◆ **Exercise instructions**
Repeat the entire listing exactly.

-- start of Material provided --

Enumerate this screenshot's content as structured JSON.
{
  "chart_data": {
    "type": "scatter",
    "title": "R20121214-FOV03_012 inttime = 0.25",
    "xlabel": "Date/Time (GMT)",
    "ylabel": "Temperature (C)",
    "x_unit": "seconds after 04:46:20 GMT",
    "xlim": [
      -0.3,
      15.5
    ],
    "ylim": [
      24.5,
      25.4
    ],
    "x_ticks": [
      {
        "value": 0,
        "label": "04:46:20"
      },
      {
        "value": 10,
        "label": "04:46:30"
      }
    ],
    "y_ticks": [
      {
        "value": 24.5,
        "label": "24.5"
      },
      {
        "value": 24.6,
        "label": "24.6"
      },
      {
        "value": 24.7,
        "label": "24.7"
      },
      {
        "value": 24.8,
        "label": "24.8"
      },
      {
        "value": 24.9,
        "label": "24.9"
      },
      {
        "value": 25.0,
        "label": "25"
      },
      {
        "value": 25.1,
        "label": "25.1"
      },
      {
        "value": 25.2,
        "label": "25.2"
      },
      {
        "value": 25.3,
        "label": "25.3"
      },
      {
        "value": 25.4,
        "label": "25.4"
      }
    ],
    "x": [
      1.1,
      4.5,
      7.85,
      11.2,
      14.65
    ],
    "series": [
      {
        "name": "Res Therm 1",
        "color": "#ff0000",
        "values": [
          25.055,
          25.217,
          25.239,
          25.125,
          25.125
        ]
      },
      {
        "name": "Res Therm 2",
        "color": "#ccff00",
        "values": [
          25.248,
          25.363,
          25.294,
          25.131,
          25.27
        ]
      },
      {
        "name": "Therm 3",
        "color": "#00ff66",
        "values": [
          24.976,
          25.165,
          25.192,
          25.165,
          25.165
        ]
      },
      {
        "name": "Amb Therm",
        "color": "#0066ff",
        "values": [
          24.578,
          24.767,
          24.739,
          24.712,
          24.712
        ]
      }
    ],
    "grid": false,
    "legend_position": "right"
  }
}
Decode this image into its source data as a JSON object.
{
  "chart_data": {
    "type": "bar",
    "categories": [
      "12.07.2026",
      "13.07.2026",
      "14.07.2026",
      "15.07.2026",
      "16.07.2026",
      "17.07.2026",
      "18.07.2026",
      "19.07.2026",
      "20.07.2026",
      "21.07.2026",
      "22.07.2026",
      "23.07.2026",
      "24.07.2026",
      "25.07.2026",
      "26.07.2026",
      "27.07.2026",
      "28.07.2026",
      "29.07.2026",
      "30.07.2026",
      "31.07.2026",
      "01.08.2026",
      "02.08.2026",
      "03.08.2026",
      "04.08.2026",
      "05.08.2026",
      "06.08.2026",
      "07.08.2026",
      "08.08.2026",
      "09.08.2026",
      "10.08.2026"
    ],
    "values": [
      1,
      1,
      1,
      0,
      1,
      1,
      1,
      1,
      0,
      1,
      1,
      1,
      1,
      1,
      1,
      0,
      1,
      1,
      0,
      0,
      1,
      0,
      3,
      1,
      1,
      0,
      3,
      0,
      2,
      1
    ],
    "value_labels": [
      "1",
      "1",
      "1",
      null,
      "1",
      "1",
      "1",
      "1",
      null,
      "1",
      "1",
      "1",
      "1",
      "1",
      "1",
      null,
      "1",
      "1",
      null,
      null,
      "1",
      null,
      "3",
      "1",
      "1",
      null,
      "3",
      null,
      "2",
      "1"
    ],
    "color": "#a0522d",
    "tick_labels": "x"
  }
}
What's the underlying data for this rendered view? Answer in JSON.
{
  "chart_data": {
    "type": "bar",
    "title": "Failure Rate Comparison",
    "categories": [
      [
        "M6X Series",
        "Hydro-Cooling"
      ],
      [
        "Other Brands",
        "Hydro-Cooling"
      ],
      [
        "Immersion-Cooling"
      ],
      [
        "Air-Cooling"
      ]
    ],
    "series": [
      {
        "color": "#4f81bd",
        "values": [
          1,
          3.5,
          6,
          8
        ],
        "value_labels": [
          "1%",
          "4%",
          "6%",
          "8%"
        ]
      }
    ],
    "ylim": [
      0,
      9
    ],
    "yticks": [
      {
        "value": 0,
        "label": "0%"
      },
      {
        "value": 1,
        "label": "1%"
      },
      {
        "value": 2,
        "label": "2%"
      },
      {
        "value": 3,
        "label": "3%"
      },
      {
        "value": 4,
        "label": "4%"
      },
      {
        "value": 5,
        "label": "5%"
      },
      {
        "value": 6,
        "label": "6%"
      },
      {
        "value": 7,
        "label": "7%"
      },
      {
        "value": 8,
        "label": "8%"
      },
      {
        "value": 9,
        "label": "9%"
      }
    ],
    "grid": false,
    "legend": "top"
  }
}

-- end of Material provided --

◆ **Right answer**
Enumerate this screenshot's content as structured JSON.
{
  "chart_data": {
    "type": "scatter",
    "title": "R20121214-FOV03_012 inttime = 0.25",
    "xlabel": "Date/Time (GMT)",
    "ylabel": "Temperature (C)",
    "x_unit": "seconds after 04:46:20 GMT",
    "xlim": [
      -0.3,
      15.5
    ],
    "ylim": [
      24.5,
      25.4
    ],
    "x_ticks": [
      {
        "value": 0,
        "label": "04:46:20"
      },
      {
        "value": 10,
        "label": "04:46:30"
      }
    ],
    "y_ticks": [
      {
        "value": 24.5,
        "label": "24.5"
      },
      {
        "value": 24.6,
        "label": "24.6"
      },
      {
        "value": 24.7,
        "label": "24.7"
      },
      {
        "value": 24.8,
        "label": "24.8"
      },
      {
        "value": 24.9,
        "label": "24.9"
      },
      {
        "value": 25.0,
        "label": "25"
      },
      {
        "value": 25.1,
        "label": "25.1"
      },
      {
        "value": 25.2,
        "label": "25.2"
      },
      {
        "value": 25.3,
        "label": "25.3"
      },
      {
        "value": 25.4,
        "label": "25.4"
      }
    ],
    "x": [
      1.1,
      4.5,
      7.85,
      11.2,
      14.65
    ],
    "series": [
      {
        "name": "Res Therm 1",
        "color": "#ff0000",
        "values": [
          25.055,
          25.217,
          25.239,
          25.125,
          25.125
        ]
      },
      {
        "name": "Res Therm 2",
        "color": "#ccff00",
        "values": [
          25.248,
          25.363,
          25.294,
          25.131,
          25.27
        ]
      },
      {
        "name": "Therm 3",
        "color": "#00ff66",
        "values": [
          24.976,
          25.165,
          25.192,
          25.165,
          25.165
        ]
      },
      {
        "name": "Amb Therm",
        "color": "#0066ff",
        "values": [
          24.578,
          24.767,
          24.739,
          24.712,
          24.712
        ]
      }
    ],
    "grid": false,
    "legend_position": "right"
  }
}
Decode this image into its source data as a JSON object.
{
  "chart_data": {
    "type": "bar",
    "categories": [
      "12.07.2026",
      "13.07.2026",
      "14.07.2026",
      "15.07.2026",
      "16.07.2026",
      "17.07.2026",
      "18.07.2026",
      "19.07.2026",
      "20.07.2026",
      "21.07.2026",
      "22.07.2026",
      "23.07.2026",
      "24.07.2026",
      "25.07.2026",
      "26.07.2026",
      "27.07.2026",
      "28.07.2026",
      "29.07.2026",
      "30.07.2026",
      "31.07.2026",
      "01.08.2026",
      "02.08.2026",
      "03.08.2026",
      "04.08.2026",
      "05.08.2026",
      "06.08.2026",
      "07.08.2026",
      "08.08.2026",
      "09.08.2026",
      "10.08.2026"
    ],
    "values": [
      1,
      1,
      1,
      0,
      1,
      1,
      1,
      1,
      0,
      1,
      1,
      1,
      1,
      1,
      1,
      0,
      1,
      1,
      0,
      0,
      1,
      0,
      3,
      1,
      1,
      0,
      3,
      0,
      2,
      1
    ],
    "value_labels": [
      "1",
      "1",
      "1",
      null,
      "1",
      "1",
      "1",
      "1",
      null,
      "1",
      "1",
      "1",
      "1",
      "1",
      "1",
      null,
      "1",
      "1",
      null,
      null,
      "1",
      null,
      "3",
      "1",
      "1",
      null,
      "3",
      null,
      "2",
      "1"
    ],
    "color": "#a0522d",
    "tick_labels": "x"
  }
}
What's the underlying data for this rendered view? Answer in JSON.
{
  "chart_data": {
    "type": "bar",
    "title": "Failure Rate Comparison",
    "categories": [
      [
        "M6X Series",
        "Hydro-Cooling"
      ],
      [
        "Other Brands",
        "Hydro-Cooling"
      ],
      [
        "Immersion-Cooling"
      ],
      [
        "Air-Cooling"
      ]
    ],
    "series": [
      {
        "color": "#4f81bd",
        "values": [
          1,
          3.5,
          6,
          8
        ],
        "value_labels": [
          "1%",
          "4%",
          "6%",
          "8%"
        ]
      }
    ],
    "ylim": [
      0,
      9
    ],
    "yticks": [
      {
        "value": 0,
        "label": "0%"
      },
      {
        "value": 1,
        "label": "1%"
      },
      {
        "value": 2,
        "label": "2%"
      },
      {
        "value": 3,
        "label": "3%"
      },
      {
        "value": 4,
        "label": "4%"
      },
      {
        "value": 5,
        "label": "5%"
      },
      {
        "value": 6,
        "label": "6%"
      },
      {
        "value": 7,
        "label": "7%"
      },
      {
        "value": 8,
        "label": "8%"
      },
      {
        "value": 9,
        "label": "9%"
      }
    ],
    "grid": false,
    "legend": "top"
  }
}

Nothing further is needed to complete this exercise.